* _AVAILABLE DATA_
⁂

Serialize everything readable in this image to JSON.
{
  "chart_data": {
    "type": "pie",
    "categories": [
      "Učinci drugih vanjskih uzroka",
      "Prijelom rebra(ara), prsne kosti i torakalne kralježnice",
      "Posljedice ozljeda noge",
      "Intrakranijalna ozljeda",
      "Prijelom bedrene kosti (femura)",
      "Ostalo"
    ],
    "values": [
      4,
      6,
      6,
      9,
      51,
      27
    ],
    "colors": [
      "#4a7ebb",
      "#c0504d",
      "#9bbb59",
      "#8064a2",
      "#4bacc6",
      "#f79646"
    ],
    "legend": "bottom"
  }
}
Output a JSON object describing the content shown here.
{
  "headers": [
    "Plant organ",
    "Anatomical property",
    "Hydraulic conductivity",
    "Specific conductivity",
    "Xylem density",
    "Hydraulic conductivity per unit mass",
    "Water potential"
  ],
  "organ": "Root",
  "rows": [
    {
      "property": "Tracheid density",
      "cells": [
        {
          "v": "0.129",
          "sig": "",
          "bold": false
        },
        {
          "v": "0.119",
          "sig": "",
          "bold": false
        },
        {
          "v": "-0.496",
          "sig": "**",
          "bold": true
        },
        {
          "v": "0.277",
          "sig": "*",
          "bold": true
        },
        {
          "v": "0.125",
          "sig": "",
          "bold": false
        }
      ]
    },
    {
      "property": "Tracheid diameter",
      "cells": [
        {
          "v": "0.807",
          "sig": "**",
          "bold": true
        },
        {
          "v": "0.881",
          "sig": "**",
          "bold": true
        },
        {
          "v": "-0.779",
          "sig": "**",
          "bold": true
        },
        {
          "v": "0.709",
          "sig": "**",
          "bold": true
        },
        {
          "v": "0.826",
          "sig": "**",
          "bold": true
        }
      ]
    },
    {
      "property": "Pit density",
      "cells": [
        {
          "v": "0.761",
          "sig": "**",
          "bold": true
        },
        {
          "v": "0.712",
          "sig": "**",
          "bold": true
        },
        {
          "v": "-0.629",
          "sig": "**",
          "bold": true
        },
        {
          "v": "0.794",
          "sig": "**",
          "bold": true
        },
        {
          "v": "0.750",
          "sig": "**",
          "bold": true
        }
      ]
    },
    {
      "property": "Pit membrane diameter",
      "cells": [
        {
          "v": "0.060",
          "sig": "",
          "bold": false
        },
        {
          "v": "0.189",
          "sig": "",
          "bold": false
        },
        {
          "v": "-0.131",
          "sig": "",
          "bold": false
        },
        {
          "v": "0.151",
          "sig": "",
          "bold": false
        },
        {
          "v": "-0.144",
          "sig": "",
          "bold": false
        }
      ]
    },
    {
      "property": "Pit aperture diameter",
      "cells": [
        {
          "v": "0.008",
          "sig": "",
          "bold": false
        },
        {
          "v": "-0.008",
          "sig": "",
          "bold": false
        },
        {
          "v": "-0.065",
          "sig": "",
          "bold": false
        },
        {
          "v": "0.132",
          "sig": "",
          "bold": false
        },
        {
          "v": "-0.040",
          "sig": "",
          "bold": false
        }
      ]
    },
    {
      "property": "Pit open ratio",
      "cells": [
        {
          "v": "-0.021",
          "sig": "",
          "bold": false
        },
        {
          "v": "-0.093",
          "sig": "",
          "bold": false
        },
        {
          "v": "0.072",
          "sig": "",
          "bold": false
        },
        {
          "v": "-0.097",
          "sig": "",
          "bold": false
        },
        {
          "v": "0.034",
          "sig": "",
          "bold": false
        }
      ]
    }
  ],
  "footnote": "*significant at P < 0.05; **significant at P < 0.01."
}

⁂

* _WRITTEN REQUEST_
Each entry above needs to be retyped exactly.

* _EXERCISE ANSWER_
Serialize everything readable in this image to JSON.
{
  "chart_data": {
    "type": "pie",
    "categories": [
      "Učinci drugih vanjskih uzroka",
      "Prijelom rebra(ara), prsne kosti i torakalne kralježnice",
      "Posljedice ozljeda noge",
      "Intrakranijalna ozljeda",
      "Prijelom bedrene kosti (femura)",
      "Ostalo"
    ],
    "values": [
      4,
      6,
      6,
      9,
      51,
      27
    ],
    "colors": [
      "#4a7ebb",
      "#c0504d",
      "#9bbb59",
      "#8064a2",
      "#4bacc6",
      "#f79646"
    ],
    "legend": "bottom"
  }
}
Output a JSON object describing the content shown here.
{
  "headers": [
    "Plant organ",
    "Anatomical property",
    "Hydraulic conductivity",
    "Specific conductivity",
    "Xylem density",
    "Hydraulic conductivity per unit mass",
    "Water potential"
  ],
  "organ": "Root",
  "rows": [
    {
      "property": "Tracheid density",
      "cells": [
        {
          "v": "0.129",
          "sig": "",
          "bold": false
        },
        {
          "v": "0.119",
          "sig": "",
          "bold": false
        },
        {
          "v": "-0.496",
          "sig": "**",
          "bold": true
        },
        {
          "v": "0.277",
          "sig": "*",
          "bold": true
        },
        {
          "v": "0.125",
          "sig": "",
          "bold": false
        }
      ]
    },
    {
      "property": "Tracheid diameter",
      "cells": [
        {
          "v": "0.807",
          "sig": "**",
          "bold": true
        },
        {
          "v": "0.881",
          "sig": "**",
          "bold": true
        },
        {
          "v": "-0.779",
          "sig": "**",
          "bold": true
        },
        {
          "v": "0.709",
          "sig": "**",
          "bold": true
        },
        {
          "v": "0.826",
          "sig": "**",
          "bold": true
        }
      ]
    },
    {
      "property": "Pit density",
      "cells": [
        {
          "v": "0.761",
          "sig": "**",
          "bold": true
        },
        {
          "v": "0.712",
          "sig": "**",
          "bold": true
        },
        {
          "v": "-0.629",
          "sig": "**",
          "bold": true
        },
        {
          "v": "0.794",
          "sig": "**",
          "bold": true
        },
        {
          "v": "0.750",
          "sig": "**",
          "bold": true
        }
      ]
    },
    {
      "property": "Pit membrane diameter",
      "cells": [
        {
          "v": "0.060",
          "sig": "",
          "bold": false
        },
        {
          "v": "0.189",
          "sig": "",
          "bold": false
        },
        {
          "v": "-0.131",
          "sig": "",
          "bold": false
        },
        {
          "v": "0.151",
          "sig": "",
          "bold": false
        },
        {
          "v": "-0.144",
          "sig": "",
          "bold": false
        }
      ]
    },
    {
      "property": "Pit aperture diameter",
      "cells": [
        {
          "v": "0.008",
          "sig": "",
          "bold": false
        },
        {
          "v": "-0.008",
          "sig": "",
          "bold": false
        },
        {
          "v": "-0.065",
          "sig": "",
          "bold": false
        },
        {
          "v": "0.132",
          "sig": "",
          "bold": false
        },
        {
          "v": "-0.040",
          "sig": "",
          "bold": false
        }
      ]
    },
    {
      "property": "Pit open ratio",
      "cells": [
        {
          "v": "-0.021",
          "sig": "",
          "bold": false
        },
        {
          "v": "-0.093",
          "sig": "",
          "bold": false
        },
        {
          "v": "0.072",
          "sig": "",
          "bold": false
        },
        {
          "v": "-0.097",
          "sig": "",
          "bold": false
        },
        {
          "v": "0.034",
          "sig": "",
          "bold": false
        }
      ]
    }
  ],
  "footnote": "*significant at P < 0.05; **significant at P < 0.01."
}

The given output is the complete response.